Work to be completed:
Transcribe each line exactly.

Dataset excerpts:
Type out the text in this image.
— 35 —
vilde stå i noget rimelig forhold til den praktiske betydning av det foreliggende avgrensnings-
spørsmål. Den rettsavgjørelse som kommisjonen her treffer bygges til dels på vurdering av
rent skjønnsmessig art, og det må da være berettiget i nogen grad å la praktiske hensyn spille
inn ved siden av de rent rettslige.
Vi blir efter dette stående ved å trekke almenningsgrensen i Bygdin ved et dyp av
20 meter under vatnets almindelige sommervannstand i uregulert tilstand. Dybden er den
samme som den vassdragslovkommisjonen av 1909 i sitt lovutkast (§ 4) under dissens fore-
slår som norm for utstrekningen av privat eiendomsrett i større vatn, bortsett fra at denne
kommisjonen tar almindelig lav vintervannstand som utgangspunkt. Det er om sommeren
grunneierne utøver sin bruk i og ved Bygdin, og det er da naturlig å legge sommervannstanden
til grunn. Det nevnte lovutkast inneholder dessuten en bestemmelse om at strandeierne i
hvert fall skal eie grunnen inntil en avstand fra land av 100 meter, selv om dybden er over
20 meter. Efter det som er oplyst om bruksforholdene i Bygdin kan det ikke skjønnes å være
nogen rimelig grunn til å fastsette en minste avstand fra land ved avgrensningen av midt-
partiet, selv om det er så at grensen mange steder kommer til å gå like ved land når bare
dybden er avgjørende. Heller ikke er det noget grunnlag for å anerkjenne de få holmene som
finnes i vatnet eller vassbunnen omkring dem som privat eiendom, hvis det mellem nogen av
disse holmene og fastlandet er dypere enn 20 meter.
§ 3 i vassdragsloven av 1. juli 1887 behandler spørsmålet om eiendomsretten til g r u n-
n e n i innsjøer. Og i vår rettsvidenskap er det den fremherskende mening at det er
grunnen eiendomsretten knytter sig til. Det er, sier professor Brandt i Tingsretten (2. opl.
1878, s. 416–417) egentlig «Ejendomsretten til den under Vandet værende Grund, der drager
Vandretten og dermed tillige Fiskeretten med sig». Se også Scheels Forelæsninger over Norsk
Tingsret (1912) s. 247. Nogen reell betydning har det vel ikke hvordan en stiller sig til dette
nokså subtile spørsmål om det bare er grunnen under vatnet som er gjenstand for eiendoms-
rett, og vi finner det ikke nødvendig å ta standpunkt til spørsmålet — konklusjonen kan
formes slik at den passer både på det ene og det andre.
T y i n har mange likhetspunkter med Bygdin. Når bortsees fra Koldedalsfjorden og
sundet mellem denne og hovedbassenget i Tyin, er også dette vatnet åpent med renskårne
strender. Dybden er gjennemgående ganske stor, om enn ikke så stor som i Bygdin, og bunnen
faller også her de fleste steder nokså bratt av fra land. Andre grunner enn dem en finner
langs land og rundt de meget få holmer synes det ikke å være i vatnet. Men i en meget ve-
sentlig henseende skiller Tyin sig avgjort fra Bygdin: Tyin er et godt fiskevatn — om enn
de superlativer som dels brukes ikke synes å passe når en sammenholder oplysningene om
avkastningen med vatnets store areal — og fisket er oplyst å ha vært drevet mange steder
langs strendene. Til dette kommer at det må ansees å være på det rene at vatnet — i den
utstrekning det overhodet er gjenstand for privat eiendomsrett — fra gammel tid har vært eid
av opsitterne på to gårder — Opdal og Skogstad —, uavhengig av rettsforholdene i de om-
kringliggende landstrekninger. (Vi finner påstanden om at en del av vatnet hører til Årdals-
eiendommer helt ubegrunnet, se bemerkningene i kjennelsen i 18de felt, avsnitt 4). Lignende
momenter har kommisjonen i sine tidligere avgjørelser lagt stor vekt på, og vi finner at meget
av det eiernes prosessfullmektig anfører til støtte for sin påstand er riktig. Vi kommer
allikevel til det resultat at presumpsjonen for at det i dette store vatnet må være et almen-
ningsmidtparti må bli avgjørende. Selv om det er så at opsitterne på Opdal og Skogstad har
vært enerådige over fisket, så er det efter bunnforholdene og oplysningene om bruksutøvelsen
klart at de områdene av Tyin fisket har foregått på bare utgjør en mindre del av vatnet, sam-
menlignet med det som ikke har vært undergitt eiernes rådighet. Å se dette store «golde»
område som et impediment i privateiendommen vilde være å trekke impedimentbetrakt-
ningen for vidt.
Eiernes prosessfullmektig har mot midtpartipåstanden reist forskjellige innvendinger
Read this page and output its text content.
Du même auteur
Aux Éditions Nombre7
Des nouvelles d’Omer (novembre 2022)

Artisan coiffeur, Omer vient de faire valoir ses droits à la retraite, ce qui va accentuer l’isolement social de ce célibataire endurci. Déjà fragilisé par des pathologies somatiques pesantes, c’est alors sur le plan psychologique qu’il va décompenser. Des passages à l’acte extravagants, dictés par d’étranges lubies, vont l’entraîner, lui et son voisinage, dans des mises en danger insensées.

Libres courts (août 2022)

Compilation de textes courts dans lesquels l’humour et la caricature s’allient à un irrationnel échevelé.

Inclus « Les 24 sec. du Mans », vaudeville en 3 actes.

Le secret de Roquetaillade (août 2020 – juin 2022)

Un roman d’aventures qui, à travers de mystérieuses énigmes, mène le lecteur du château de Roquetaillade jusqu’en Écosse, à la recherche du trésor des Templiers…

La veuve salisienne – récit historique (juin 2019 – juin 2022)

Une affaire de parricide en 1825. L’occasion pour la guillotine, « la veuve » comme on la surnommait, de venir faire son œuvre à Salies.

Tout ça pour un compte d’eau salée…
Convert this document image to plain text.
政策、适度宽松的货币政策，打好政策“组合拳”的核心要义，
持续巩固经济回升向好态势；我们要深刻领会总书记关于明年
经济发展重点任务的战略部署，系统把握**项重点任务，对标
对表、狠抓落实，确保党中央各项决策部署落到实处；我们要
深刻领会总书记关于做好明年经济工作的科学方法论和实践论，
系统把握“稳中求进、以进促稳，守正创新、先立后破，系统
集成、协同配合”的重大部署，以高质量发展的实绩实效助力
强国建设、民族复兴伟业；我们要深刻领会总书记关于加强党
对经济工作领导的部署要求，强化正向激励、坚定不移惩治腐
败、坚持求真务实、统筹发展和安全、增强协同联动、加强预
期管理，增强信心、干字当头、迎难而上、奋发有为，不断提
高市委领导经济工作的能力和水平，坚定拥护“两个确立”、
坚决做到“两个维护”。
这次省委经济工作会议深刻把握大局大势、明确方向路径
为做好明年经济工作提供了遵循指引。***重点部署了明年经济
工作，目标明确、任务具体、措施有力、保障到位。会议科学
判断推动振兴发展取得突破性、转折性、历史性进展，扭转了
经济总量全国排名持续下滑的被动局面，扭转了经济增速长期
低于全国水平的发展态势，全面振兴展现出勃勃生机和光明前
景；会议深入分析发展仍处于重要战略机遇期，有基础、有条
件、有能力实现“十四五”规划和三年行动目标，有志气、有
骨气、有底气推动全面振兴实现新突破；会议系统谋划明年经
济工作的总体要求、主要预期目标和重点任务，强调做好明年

Reply:
Type out the text in this image.
— 35 —
vilde stå i noget rimelig forhold til den praktiske betydning av det foreliggende avgrensnings-
spørsmål. Den rettsavgjørelse som kommisjonen her treffer bygges til dels på vurdering av
rent skjønnsmessig art, og det må da være berettiget i nogen grad å la praktiske hensyn spille
inn ved siden av de rent rettslige.
Vi blir efter dette stående ved å trekke almenningsgrensen i Bygdin ved et dyp av
20 meter under vatnets almindelige sommervannstand i uregulert tilstand. Dybden er den
samme som den vassdragslovkommisjonen av 1909 i sitt lovutkast (§ 4) under dissens fore-
slår som norm for utstrekningen av privat eiendomsrett i større vatn, bortsett fra at denne
kommisjonen tar almindelig lav vintervannstand som utgangspunkt. Det er om sommeren
grunneierne utøver sin bruk i og ved Bygdin, og det er da naturlig å legge sommervannstanden
til grunn. Det nevnte lovutkast inneholder dessuten en bestemmelse om at strandeierne i
hvert fall skal eie grunnen inntil en avstand fra land av 100 meter, selv om dybden er over
20 meter. Efter det som er oplyst om bruksforholdene i Bygdin kan det ikke skjønnes å være
nogen rimelig grunn til å fastsette en minste avstand fra land ved avgrensningen av midt-
partiet, selv om det er så at grensen mange steder kommer til å gå like ved land når bare
dybden er avgjørende. Heller ikke er det noget grunnlag for å anerkjenne de få holmene som
finnes i vatnet eller vassbunnen omkring dem som privat eiendom, hvis det mellem nogen av
disse holmene og fastlandet er dypere enn 20 meter.
§ 3 i vassdragsloven av 1. juli 1887 behandler spørsmålet om eiendomsretten til g r u n-
n e n i innsjøer. Og i vår rettsvidenskap er det den fremherskende mening at det er
grunnen eiendomsretten knytter sig til. Det er, sier professor Brandt i Tingsretten (2. opl.
1878, s. 416–417) egentlig «Ejendomsretten til den under Vandet værende Grund, der drager
Vandretten og dermed tillige Fiskeretten med sig». Se også Scheels Forelæsninger over Norsk
Tingsret (1912) s. 247. Nogen reell betydning har det vel ikke hvordan en stiller sig til dette
nokså subtile spørsmål om det bare er grunnen under vatnet som er gjenstand for eiendoms-
rett, og vi finner det ikke nødvendig å ta standpunkt til spørsmålet — konklusjonen kan
formes slik at den passer både på det ene og det andre.
T y i n har mange likhetspunkter med Bygdin. Når bortsees fra Koldedalsfjorden og
sundet mellem denne og hovedbassenget i Tyin, er også dette vatnet åpent med renskårne
strender. Dybden er gjennemgående ganske stor, om enn ikke så stor som i Bygdin, og bunnen
faller også her de fleste steder nokså bratt av fra land. Andre grunner enn dem en finner
langs land og rundt de meget få holmer synes det ikke å være i vatnet. Men i en meget ve-
sentlig henseende skiller Tyin sig avgjort fra Bygdin: Tyin er et godt fiskevatn — om enn
de superlativer som dels brukes ikke synes å passe når en sammenholder oplysningene om
avkastningen med vatnets store areal — og fisket er oplyst å ha vært drevet mange steder
langs strendene. Til dette kommer at det må ansees å være på det rene at vatnet — i den
utstrekning det overhodet er gjenstand for privat eiendomsrett — fra gammel tid har vært eid
av opsitterne på to gårder — Opdal og Skogstad —, uavhengig av rettsforholdene i de om-
kringliggende landstrekninger. (Vi finner påstanden om at en del av vatnet hører til Årdals-
eiendommer helt ubegrunnet, se bemerkningene i kjennelsen i 18de felt, avsnitt 4). Lignende
momenter har kommisjonen i sine tidligere avgjørelser lagt stor vekt på, og vi finner at meget
av det eiernes prosessfullmektig anfører til støtte for sin påstand er riktig. Vi kommer
allikevel til det resultat at presumpsjonen for at det i dette store vatnet må være et almen-
ningsmidtparti må bli avgjørende. Selv om det er så at opsitterne på Opdal og Skogstad har
vært enerådige over fisket, så er det efter bunnforholdene og oplysningene om bruksutøvelsen
klart at de områdene av Tyin fisket har foregått på bare utgjør en mindre del av vatnet, sam-
menlignet med det som ikke har vært undergitt eiernes rådighet. Å se dette store «golde»
område som et impediment i privateiendommen vilde være å trekke impedimentbetrakt-
ningen for vidt.
Eiernes prosessfullmektig har mot midtpartipåstanden reist forskjellige innvendinger
Read this page and output its text content.
Du même auteur
Aux Éditions Nombre7
Des nouvelles d’Omer (novembre 2022)

Artisan coiffeur, Omer vient de faire valoir ses droits à la retraite, ce qui va accentuer l’isolement social de ce célibataire endurci. Déjà fragilisé par des pathologies somatiques pesantes, c’est alors sur le plan psychologique qu’il va décompenser. Des passages à l’acte extravagants, dictés par d’étranges lubies, vont l’entraîner, lui et son voisinage, dans des mises en danger insensées.

Libres courts (août 2022)

Compilation de textes courts dans lesquels l’humour et la caricature s’allient à un irrationnel échevelé.

Inclus « Les 24 sec. du Mans », vaudeville en 3 actes.

Le secret de Roquetaillade (août 2020 – juin 2022)

Un roman d’aventures qui, à travers de mystérieuses énigmes, mène le lecteur du château de Roquetaillade jusqu’en Écosse, à la recherche du trésor des Templiers…

La veuve salisienne – récit historique (juin 2019 – juin 2022)

Une affaire de parricide en 1825. L’occasion pour la guillotine, « la veuve » comme on la surnommait, de venir faire son œuvre à Salies.

Tout ça pour un compte d’eau salée…
Convert this document image to plain text.
政策、适度宽松的货币政策，打好政策“组合拳”的核心要义，
持续巩固经济回升向好态势；我们要深刻领会总书记关于明年
经济发展重点任务的战略部署，系统把握**项重点任务，对标
对表、狠抓落实，确保党中央各项决策部署落到实处；我们要
深刻领会总书记关于做好明年经济工作的科学方法论和实践论，
系统把握“稳中求进、以进促稳，守正创新、先立后破，系统
集成、协同配合”的重大部署，以高质量发展的实绩实效助力
强国建设、民族复兴伟业；我们要深刻领会总书记关于加强党
对经济工作领导的部署要求，强化正向激励、坚定不移惩治腐
败、坚持求真务实、统筹发展和安全、增强协同联动、加强预
期管理，增强信心、干字当头、迎难而上、奋发有为，不断提
高市委领导经济工作的能力和水平，坚定拥护“两个确立”、
坚决做到“两个维护”。
这次省委经济工作会议深刻把握大局大势、明确方向路径
为做好明年经济工作提供了遵循指引。***重点部署了明年经济
工作，目标明确、任务具体、措施有力、保障到位。会议科学
判断推动振兴发展取得突破性、转折性、历史性进展，扭转了
经济总量全国排名持续下滑的被动局面，扭转了经济增速长期
低于全国水平的发展态势，全面振兴展现出勃勃生机和光明前
景；会议深入分析发展仍处于重要战略机遇期，有基础、有条
件、有能力实现“十四五”规划和三年行动目标，有志气、有
骨气、有底气推动全面振兴实现新突破；会议系统谋划明年经
济工作的总体要求、主要预期目标和重点任务，强调做好明年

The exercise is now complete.